'''

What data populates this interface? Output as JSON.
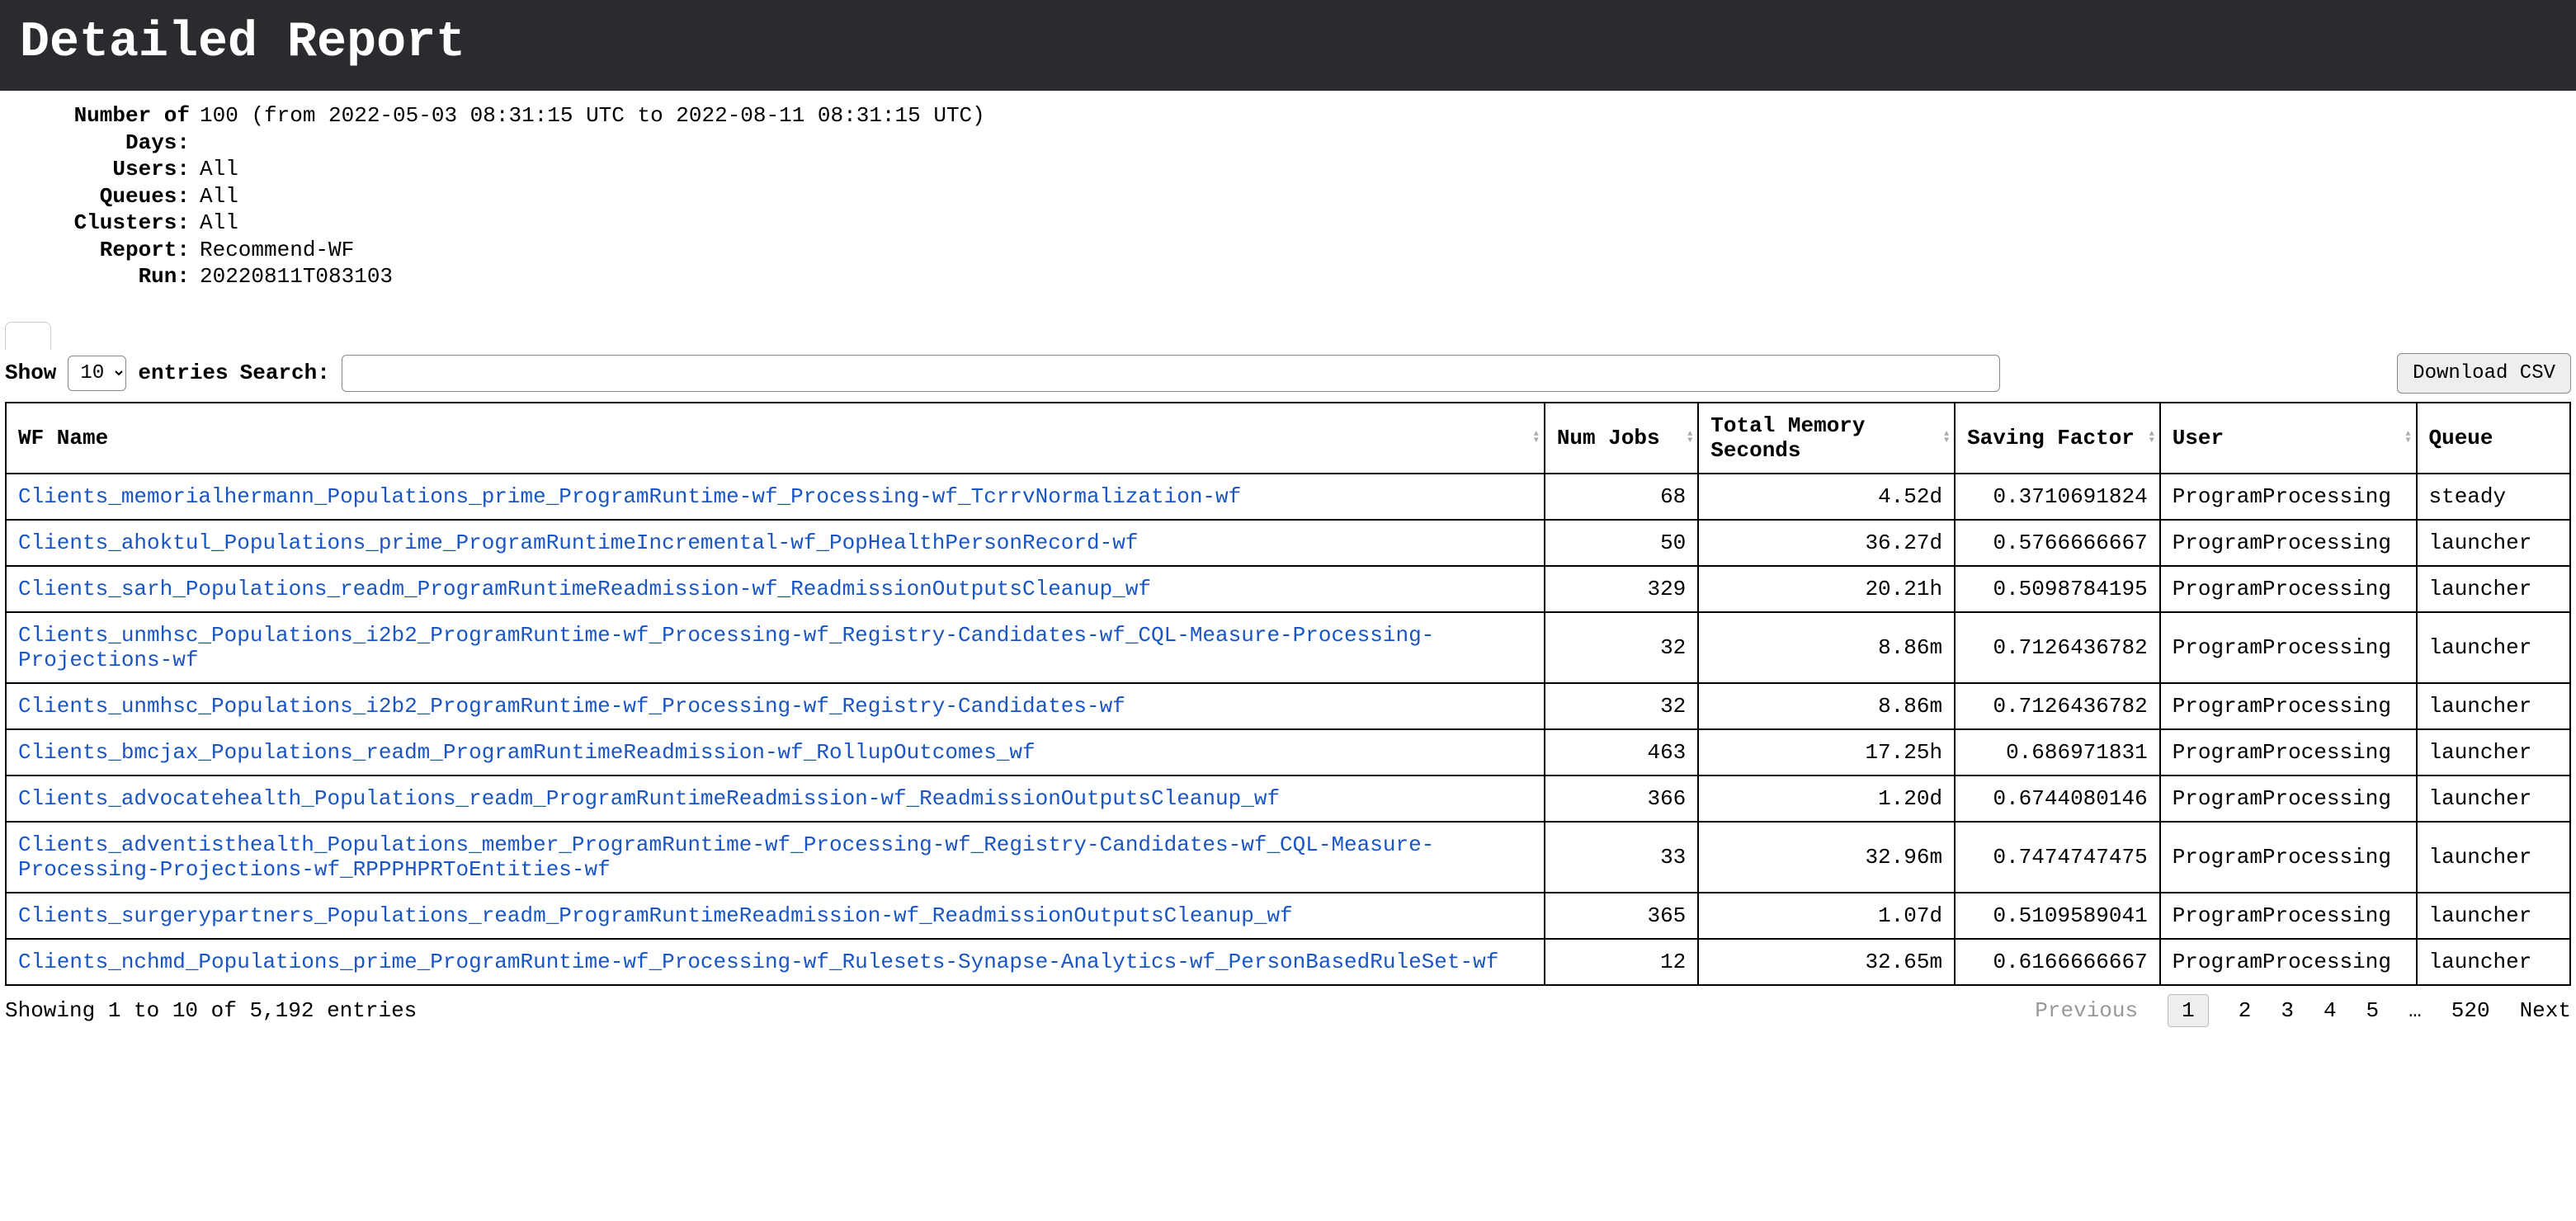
{
  "header": {
    "title": "Detailed Report"
  },
  "meta": {
    "days_label": "Number of Days:",
    "days_value": "100 (from 2022-05-03 08:31:15 UTC to 2022-08-11 08:31:15 UTC)",
    "users_label": "Users:",
    "users_value": "All",
    "queues_label": "Queues:",
    "queues_value": "All",
    "clusters_label": "Clusters:",
    "clusters_value": "All",
    "report_label": "Report:",
    "report_value": "Recommend-WF",
    "run_label": "Run:",
    "run_value": "20220811T083103"
  },
  "toolbar": {
    "show_label": "Show",
    "page_size": "10",
    "entries_label": "entries",
    "search_label": "Search:",
    "search_value": "",
    "download_label": "Download CSV"
  },
  "columns": {
    "wf_name": "WF Name",
    "num_jobs": "Num Jobs",
    "total_mem": "Total Memory Seconds",
    "saving": "Saving Factor",
    "user": "User",
    "queue": "Queue"
  },
  "rows": [
    {
      "wf": "Clients_memorialhermann_Populations_prime_ProgramRuntime-wf_Processing-wf_TcrrvNormalization-wf",
      "jobs": "68",
      "mem": "4.52d",
      "sav": "0.3710691824",
      "user": "ProgramProcessing",
      "queue": "steady"
    },
    {
      "wf": "Clients_ahoktul_Populations_prime_ProgramRuntimeIncremental-wf_PopHealthPersonRecord-wf",
      "jobs": "50",
      "mem": "36.27d",
      "sav": "0.5766666667",
      "user": "ProgramProcessing",
      "queue": "launcher"
    },
    {
      "wf": "Clients_sarh_Populations_readm_ProgramRuntimeReadmission-wf_ReadmissionOutputsCleanup_wf",
      "jobs": "329",
      "mem": "20.21h",
      "sav": "0.5098784195",
      "user": "ProgramProcessing",
      "queue": "launcher"
    },
    {
      "wf": "Clients_unmhsc_Populations_i2b2_ProgramRuntime-wf_Processing-wf_Registry-Candidates-wf_CQL-Measure-Processing-Projections-wf",
      "jobs": "32",
      "mem": "8.86m",
      "sav": "0.7126436782",
      "user": "ProgramProcessing",
      "queue": "launcher"
    },
    {
      "wf": "Clients_unmhsc_Populations_i2b2_ProgramRuntime-wf_Processing-wf_Registry-Candidates-wf",
      "jobs": "32",
      "mem": "8.86m",
      "sav": "0.7126436782",
      "user": "ProgramProcessing",
      "queue": "launcher"
    },
    {
      "wf": "Clients_bmcjax_Populations_readm_ProgramRuntimeReadmission-wf_RollupOutcomes_wf",
      "jobs": "463",
      "mem": "17.25h",
      "sav": "0.686971831",
      "user": "ProgramProcessing",
      "queue": "launcher"
    },
    {
      "wf": "Clients_advocatehealth_Populations_readm_ProgramRuntimeReadmission-wf_ReadmissionOutputsCleanup_wf",
      "jobs": "366",
      "mem": "1.20d",
      "sav": "0.6744080146",
      "user": "ProgramProcessing",
      "queue": "launcher"
    },
    {
      "wf": "Clients_adventisthealth_Populations_member_ProgramRuntime-wf_Processing-wf_Registry-Candidates-wf_CQL-Measure-Processing-Projections-wf_RPPPHPRToEntities-wf",
      "jobs": "33",
      "mem": "32.96m",
      "sav": "0.7474747475",
      "user": "ProgramProcessing",
      "queue": "launcher"
    },
    {
      "wf": "Clients_surgerypartners_Populations_readm_ProgramRuntimeReadmission-wf_ReadmissionOutputsCleanup_wf",
      "jobs": "365",
      "mem": "1.07d",
      "sav": "0.5109589041",
      "user": "ProgramProcessing",
      "queue": "launcher"
    },
    {
      "wf": "Clients_nchmd_Populations_prime_ProgramRuntime-wf_Processing-wf_Rulesets-Synapse-Analytics-wf_PersonBasedRuleSet-wf",
      "jobs": "12",
      "mem": "32.65m",
      "sav": "0.6166666667",
      "user": "ProgramProcessing",
      "queue": "launcher"
    }
  ],
  "footer": {
    "info": "Showing 1 to 10 of 5,192 entries",
    "previous": "Previous",
    "next": "Next",
    "pages": [
      "1",
      "2",
      "3",
      "4",
      "5",
      "…",
      "520"
    ],
    "current_page": "1"
  }
}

'''

Every line of the data should be copied as it stands, without the images.

What data populates this interface? Output as JSON.
{
  "header": {
    "title": "Detailed Report"
  },
  "meta": {
    "days_label": "Number of Days:",
    "days_value": "100 (from 2022-05-03 08:31:15 UTC to 2022-08-11 08:31:15 UTC)",
    "users_label": "Users:",
    "users_value": "All",
    "queues_label": "Queues:",
    "queues_value": "All",
    "clusters_label": "Clusters:",
    "clusters_value": "All",
    "report_label": "Report:",
    "report_value": "Recommend-WF",
    "run_label": "Run:",
    "run_value": "20220811T083103"
  },
  "toolbar": {
    "show_label": "Show",
    "page_size": "10",
    "entries_label": "entries",
    "search_label": "Search:",
    "search_value": "",
    "download_label": "Download CSV"
  },
  "columns": {
    "wf_name": "WF Name",
    "num_jobs": "Num Jobs",
    "total_mem": "Total Memory Seconds",
    "saving": "Saving Factor",
    "user": "User",
    "queue": "Queue"
  },
  "rows": [
    {
      "wf": "Clients_memorialhermann_Populations_prime_ProgramRuntime-wf_Processing-wf_TcrrvNormalization-wf",
      "jobs": "68",
      "mem": "4.52d",
      "sav": "0.3710691824",
      "user": "ProgramProcessing",
      "queue": "steady"
    },
    {
      "wf": "Clients_ahoktul_Populations_prime_ProgramRuntimeIncremental-wf_PopHealthPersonRecord-wf",
      "jobs": "50",
      "mem": "36.27d",
      "sav": "0.5766666667",
      "user": "ProgramProcessing",
      "queue": "launcher"
    },
    {
      "wf": "Clients_sarh_Populations_readm_ProgramRuntimeReadmission-wf_ReadmissionOutputsCleanup_wf",
      "jobs": "329",
      "mem": "20.21h",
      "sav": "0.5098784195",
      "user": "ProgramProcessing",
      "queue": "launcher"
    },
    {
      "wf": "Clients_unmhsc_Populations_i2b2_ProgramRuntime-wf_Processing-wf_Registry-Candidates-wf_CQL-Measure-Processing-Projections-wf",
      "jobs": "32",
      "mem": "8.86m",
      "sav": "0.7126436782",
      "user": "ProgramProcessing",
      "queue": "launcher"
    },
    {
      "wf": "Clients_unmhsc_Populations_i2b2_ProgramRuntime-wf_Processing-wf_Registry-Candidates-wf",
      "jobs": "32",
      "mem": "8.86m",
      "sav": "0.7126436782",
      "user": "ProgramProcessing",
      "queue": "launcher"
    },
    {
      "wf": "Clients_bmcjax_Populations_readm_ProgramRuntimeReadmission-wf_RollupOutcomes_wf",
      "jobs": "463",
      "mem": "17.25h",
      "sav": "0.686971831",
      "user": "ProgramProcessing",
      "queue": "launcher"
    },
    {
      "wf": "Clients_advocatehealth_Populations_readm_ProgramRuntimeReadmission-wf_ReadmissionOutputsCleanup_wf",
      "jobs": "366",
      "mem": "1.20d",
      "sav": "0.6744080146",
      "user": "ProgramProcessing",
      "queue": "launcher"
    },
    {
      "wf": "Clients_adventisthealth_Populations_member_ProgramRuntime-wf_Processing-wf_Registry-Candidates-wf_CQL-Measure-Processing-Projections-wf_RPPPHPRToEntities-wf",
      "jobs": "33",
      "mem": "32.96m",
      "sav": "0.7474747475",
      "user": "ProgramProcessing",
      "queue": "launcher"
    },
    {
      "wf": "Clients_surgerypartners_Populations_readm_ProgramRuntimeReadmission-wf_ReadmissionOutputsCleanup_wf",
      "jobs": "365",
      "mem": "1.07d",
      "sav": "0.5109589041",
      "user": "ProgramProcessing",
      "queue": "launcher"
    },
    {
      "wf": "Clients_nchmd_Populations_prime_ProgramRuntime-wf_Processing-wf_Rulesets-Synapse-Analytics-wf_PersonBasedRuleSet-wf",
      "jobs": "12",
      "mem": "32.65m",
      "sav": "0.6166666667",
      "user": "ProgramProcessing",
      "queue": "launcher"
    }
  ],
  "footer": {
    "info": "Showing 1 to 10 of 5,192 entries",
    "previous": "Previous",
    "next": "Next",
    "pages": [
      "1",
      "2",
      "3",
      "4",
      "5",
      "…",
      "520"
    ],
    "current_page": "1"
  }
}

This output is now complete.